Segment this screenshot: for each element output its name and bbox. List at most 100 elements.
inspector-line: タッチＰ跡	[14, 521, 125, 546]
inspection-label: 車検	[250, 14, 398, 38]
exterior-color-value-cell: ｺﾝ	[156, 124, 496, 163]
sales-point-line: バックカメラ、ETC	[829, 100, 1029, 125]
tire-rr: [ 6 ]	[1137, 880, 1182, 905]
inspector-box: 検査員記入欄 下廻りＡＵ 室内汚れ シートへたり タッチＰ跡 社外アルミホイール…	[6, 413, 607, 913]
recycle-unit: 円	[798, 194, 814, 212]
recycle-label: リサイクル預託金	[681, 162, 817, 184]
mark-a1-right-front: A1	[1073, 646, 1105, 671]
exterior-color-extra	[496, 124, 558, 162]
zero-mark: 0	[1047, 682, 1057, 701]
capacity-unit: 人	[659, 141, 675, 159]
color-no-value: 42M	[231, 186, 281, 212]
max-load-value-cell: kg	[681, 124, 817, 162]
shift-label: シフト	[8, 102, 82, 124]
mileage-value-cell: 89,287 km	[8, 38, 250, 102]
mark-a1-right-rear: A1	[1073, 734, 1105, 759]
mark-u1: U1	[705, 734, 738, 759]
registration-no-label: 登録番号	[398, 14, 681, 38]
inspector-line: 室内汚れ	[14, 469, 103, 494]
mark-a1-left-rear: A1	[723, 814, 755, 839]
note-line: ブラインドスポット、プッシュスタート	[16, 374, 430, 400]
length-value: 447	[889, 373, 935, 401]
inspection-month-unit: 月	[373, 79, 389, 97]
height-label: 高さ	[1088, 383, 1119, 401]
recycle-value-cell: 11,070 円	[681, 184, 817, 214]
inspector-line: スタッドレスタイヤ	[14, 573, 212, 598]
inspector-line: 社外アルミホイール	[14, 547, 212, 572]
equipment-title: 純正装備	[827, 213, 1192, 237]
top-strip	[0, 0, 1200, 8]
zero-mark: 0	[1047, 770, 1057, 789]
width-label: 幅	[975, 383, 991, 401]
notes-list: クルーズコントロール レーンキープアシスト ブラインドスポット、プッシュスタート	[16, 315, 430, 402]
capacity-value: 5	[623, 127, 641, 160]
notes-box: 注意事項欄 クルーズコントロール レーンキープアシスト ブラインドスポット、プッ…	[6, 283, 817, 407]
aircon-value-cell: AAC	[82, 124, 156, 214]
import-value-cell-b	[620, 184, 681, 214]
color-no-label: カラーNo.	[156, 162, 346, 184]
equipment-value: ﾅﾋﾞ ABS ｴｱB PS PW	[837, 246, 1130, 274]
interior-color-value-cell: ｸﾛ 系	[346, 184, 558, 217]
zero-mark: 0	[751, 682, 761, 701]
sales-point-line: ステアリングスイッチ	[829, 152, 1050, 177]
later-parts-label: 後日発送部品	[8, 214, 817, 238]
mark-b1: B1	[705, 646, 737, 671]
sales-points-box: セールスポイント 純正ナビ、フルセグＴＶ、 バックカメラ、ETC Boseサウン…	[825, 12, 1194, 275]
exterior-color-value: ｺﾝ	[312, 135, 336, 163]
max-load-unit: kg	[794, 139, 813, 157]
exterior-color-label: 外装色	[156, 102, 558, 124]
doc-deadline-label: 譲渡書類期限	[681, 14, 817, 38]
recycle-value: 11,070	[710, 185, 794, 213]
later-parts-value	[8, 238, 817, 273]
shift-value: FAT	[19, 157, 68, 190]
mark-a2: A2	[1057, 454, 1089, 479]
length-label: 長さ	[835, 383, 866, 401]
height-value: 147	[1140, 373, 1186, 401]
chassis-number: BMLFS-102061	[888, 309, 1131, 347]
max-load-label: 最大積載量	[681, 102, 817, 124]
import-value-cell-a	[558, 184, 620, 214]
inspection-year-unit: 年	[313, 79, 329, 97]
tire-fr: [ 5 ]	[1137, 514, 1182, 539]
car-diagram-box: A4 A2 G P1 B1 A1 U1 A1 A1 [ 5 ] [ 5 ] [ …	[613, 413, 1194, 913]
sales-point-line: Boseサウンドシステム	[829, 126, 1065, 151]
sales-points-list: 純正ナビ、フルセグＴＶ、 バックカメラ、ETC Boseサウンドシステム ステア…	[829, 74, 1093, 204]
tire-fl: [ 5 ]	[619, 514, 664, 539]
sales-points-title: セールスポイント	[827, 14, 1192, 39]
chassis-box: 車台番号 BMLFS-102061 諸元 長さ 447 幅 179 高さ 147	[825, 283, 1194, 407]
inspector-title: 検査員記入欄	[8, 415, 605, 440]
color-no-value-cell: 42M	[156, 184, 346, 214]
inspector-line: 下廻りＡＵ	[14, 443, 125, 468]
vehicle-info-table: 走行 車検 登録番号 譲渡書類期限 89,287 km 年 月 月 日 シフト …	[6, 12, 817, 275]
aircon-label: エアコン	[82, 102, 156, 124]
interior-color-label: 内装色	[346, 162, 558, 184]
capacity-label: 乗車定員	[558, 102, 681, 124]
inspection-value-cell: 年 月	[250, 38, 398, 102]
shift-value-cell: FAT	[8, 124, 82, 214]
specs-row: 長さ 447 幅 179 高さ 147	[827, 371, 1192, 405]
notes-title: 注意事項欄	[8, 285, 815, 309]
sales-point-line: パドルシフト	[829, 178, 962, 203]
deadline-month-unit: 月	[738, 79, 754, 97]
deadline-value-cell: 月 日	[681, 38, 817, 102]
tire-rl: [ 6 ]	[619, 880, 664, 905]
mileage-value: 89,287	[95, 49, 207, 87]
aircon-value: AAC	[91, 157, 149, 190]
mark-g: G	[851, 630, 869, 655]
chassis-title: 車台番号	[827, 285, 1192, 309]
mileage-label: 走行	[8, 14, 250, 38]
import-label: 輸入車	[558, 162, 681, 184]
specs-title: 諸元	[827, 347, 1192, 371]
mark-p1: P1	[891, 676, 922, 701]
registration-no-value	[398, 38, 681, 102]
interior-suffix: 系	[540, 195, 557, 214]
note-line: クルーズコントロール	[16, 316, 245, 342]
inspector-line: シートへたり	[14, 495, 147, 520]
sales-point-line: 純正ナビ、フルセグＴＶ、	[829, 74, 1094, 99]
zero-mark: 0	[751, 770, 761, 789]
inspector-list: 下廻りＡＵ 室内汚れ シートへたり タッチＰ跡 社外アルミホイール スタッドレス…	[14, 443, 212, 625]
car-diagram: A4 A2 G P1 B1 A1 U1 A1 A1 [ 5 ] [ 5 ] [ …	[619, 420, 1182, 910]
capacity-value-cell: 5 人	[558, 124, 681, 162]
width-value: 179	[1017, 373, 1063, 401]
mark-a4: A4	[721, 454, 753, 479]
= = = = =
# What to do:
Rewrite the material above with every instance of "bbox" replaced by "bounding box", keeping everything else the same.

# Full output:
Segment this screenshot: for each element output its name and bounding box. List at most 100 elements.
inspector-line: タッチＰ跡	[14, 521, 125, 546]
inspection-label: 車検	[250, 14, 398, 38]
exterior-color-value-cell: ｺﾝ	[156, 124, 496, 163]
sales-point-line: バックカメラ、ETC	[829, 100, 1029, 125]
tire-rr: [ 6 ]	[1137, 880, 1182, 905]
inspector-box: 検査員記入欄 下廻りＡＵ 室内汚れ シートへたり タッチＰ跡 社外アルミホイール…	[6, 413, 607, 913]
recycle-unit: 円	[798, 194, 814, 212]
recycle-label: リサイクル預託金	[681, 162, 817, 184]
mark-a1-right-front: A1	[1073, 646, 1105, 671]
exterior-color-extra	[496, 124, 558, 162]
zero-mark: 0	[1047, 682, 1057, 701]
capacity-unit: 人	[659, 141, 675, 159]
color-no-value: 42M	[231, 186, 281, 212]
max-load-value-cell: kg	[681, 124, 817, 162]
shift-label: シフト	[8, 102, 82, 124]
mileage-value-cell: 89,287 km	[8, 38, 250, 102]
mark-a1-right-rear: A1	[1073, 734, 1105, 759]
mark-u1: U1	[705, 734, 738, 759]
registration-no-label: 登録番号	[398, 14, 681, 38]
inspector-line: 室内汚れ	[14, 469, 103, 494]
mark-a1-left-rear: A1	[723, 814, 755, 839]
note-line: ブラインドスポット、プッシュスタート	[16, 374, 430, 400]
length-value: 447	[889, 373, 935, 401]
inspection-month-unit: 月	[373, 79, 389, 97]
height-label: 高さ	[1088, 383, 1119, 401]
recycle-value-cell: 11,070 円	[681, 184, 817, 214]
inspector-line: スタッドレスタイヤ	[14, 573, 212, 598]
inspector-line: 社外アルミホイール	[14, 547, 212, 572]
equipment-title: 純正装備	[827, 213, 1192, 237]
top-strip	[0, 0, 1200, 8]
zero-mark: 0	[1047, 770, 1057, 789]
width-label: 幅	[975, 383, 991, 401]
notes-list: クルーズコントロール レーンキープアシスト ブラインドスポット、プッシュスタート	[16, 315, 430, 402]
capacity-value: 5	[623, 127, 641, 160]
notes-box: 注意事項欄 クルーズコントロール レーンキープアシスト ブラインドスポット、プッ…	[6, 283, 817, 407]
aircon-value-cell: AAC	[82, 124, 156, 214]
import-value-cell-b	[620, 184, 681, 214]
color-no-label: カラーNo.	[156, 162, 346, 184]
equipment-value: ﾅﾋﾞ ABS ｴｱB PS PW	[837, 246, 1130, 274]
interior-color-value-cell: ｸﾛ 系	[346, 184, 558, 217]
zero-mark: 0	[751, 682, 761, 701]
sales-point-line: ステアリングスイッチ	[829, 152, 1050, 177]
later-parts-label: 後日発送部品	[8, 214, 817, 238]
mark-b1: B1	[705, 646, 737, 671]
sales-points-box: セールスポイント 純正ナビ、フルセグＴＶ、 バックカメラ、ETC Boseサウン…	[825, 12, 1194, 275]
exterior-color-value: ｺﾝ	[312, 135, 336, 163]
max-load-unit: kg	[794, 139, 813, 157]
exterior-color-label: 外装色	[156, 102, 558, 124]
doc-deadline-label: 譲渡書類期限	[681, 14, 817, 38]
recycle-value: 11,070	[710, 185, 794, 213]
later-parts-value	[8, 238, 817, 273]
shift-value: FAT	[19, 157, 68, 190]
mark-a2: A2	[1057, 454, 1089, 479]
length-label: 長さ	[835, 383, 866, 401]
height-value: 147	[1140, 373, 1186, 401]
chassis-number: BMLFS-102061	[888, 309, 1131, 347]
max-load-label: 最大積載量	[681, 102, 817, 124]
import-value-cell-a	[558, 184, 620, 214]
inspection-year-unit: 年	[313, 79, 329, 97]
tire-fr: [ 5 ]	[1137, 514, 1182, 539]
car-diagram-box: A4 A2 G P1 B1 A1 U1 A1 A1 [ 5 ] [ 5 ] [ …	[613, 413, 1194, 913]
sales-point-line: Boseサウンドシステム	[829, 126, 1065, 151]
sales-points-list: 純正ナビ、フルセグＴＶ、 バックカメラ、ETC Boseサウンドシステム ステア…	[829, 74, 1093, 204]
tire-fl: [ 5 ]	[619, 514, 664, 539]
sales-points-title: セールスポイント	[827, 14, 1192, 39]
chassis-box: 車台番号 BMLFS-102061 諸元 長さ 447 幅 179 高さ 147	[825, 283, 1194, 407]
inspector-title: 検査員記入欄	[8, 415, 605, 440]
color-no-value-cell: 42M	[156, 184, 346, 214]
inspector-line: 下廻りＡＵ	[14, 443, 125, 468]
vehicle-info-table: 走行 車検 登録番号 譲渡書類期限 89,287 km 年 月 月 日 シフト …	[6, 12, 817, 275]
aircon-label: エアコン	[82, 102, 156, 124]
interior-color-label: 内装色	[346, 162, 558, 184]
capacity-label: 乗車定員	[558, 102, 681, 124]
inspection-value-cell: 年 月	[250, 38, 398, 102]
shift-value-cell: FAT	[8, 124, 82, 214]
specs-row: 長さ 447 幅 179 高さ 147	[827, 371, 1192, 405]
notes-title: 注意事項欄	[8, 285, 815, 309]
sales-point-line: パドルシフト	[829, 178, 962, 203]
deadline-month-unit: 月	[738, 79, 754, 97]
deadline-value-cell: 月 日	[681, 38, 817, 102]
tire-rl: [ 6 ]	[619, 880, 664, 905]
mileage-value: 89,287	[95, 49, 207, 87]
aircon-value: AAC	[91, 157, 149, 190]
mark-g: G	[851, 630, 869, 655]
chassis-title: 車台番号	[827, 285, 1192, 309]
mileage-label: 走行	[8, 14, 250, 38]
import-label: 輸入車	[558, 162, 681, 184]
specs-title: 諸元	[827, 347, 1192, 371]
mark-p1: P1	[891, 676, 922, 701]
registration-no-value	[398, 38, 681, 102]
interior-suffix: 系	[540, 195, 557, 214]
note-line: クルーズコントロール	[16, 316, 245, 342]
inspector-line: シートへたり	[14, 495, 147, 520]
sales-point-line: 純正ナビ、フルセグＴＶ、	[829, 74, 1094, 99]
zero-mark: 0	[751, 770, 761, 789]
inspector-list: 下廻りＡＵ 室内汚れ シートへたり タッチＰ跡 社外アルミホイール スタッドレス…	[14, 443, 212, 625]
car-diagram: A4 A2 G P1 B1 A1 U1 A1 A1 [ 5 ] [ 5 ] [ …	[619, 420, 1182, 910]
capacity-value-cell: 5 人	[558, 124, 681, 162]
width-value: 179	[1017, 373, 1063, 401]
mark-a4: A4	[721, 454, 753, 479]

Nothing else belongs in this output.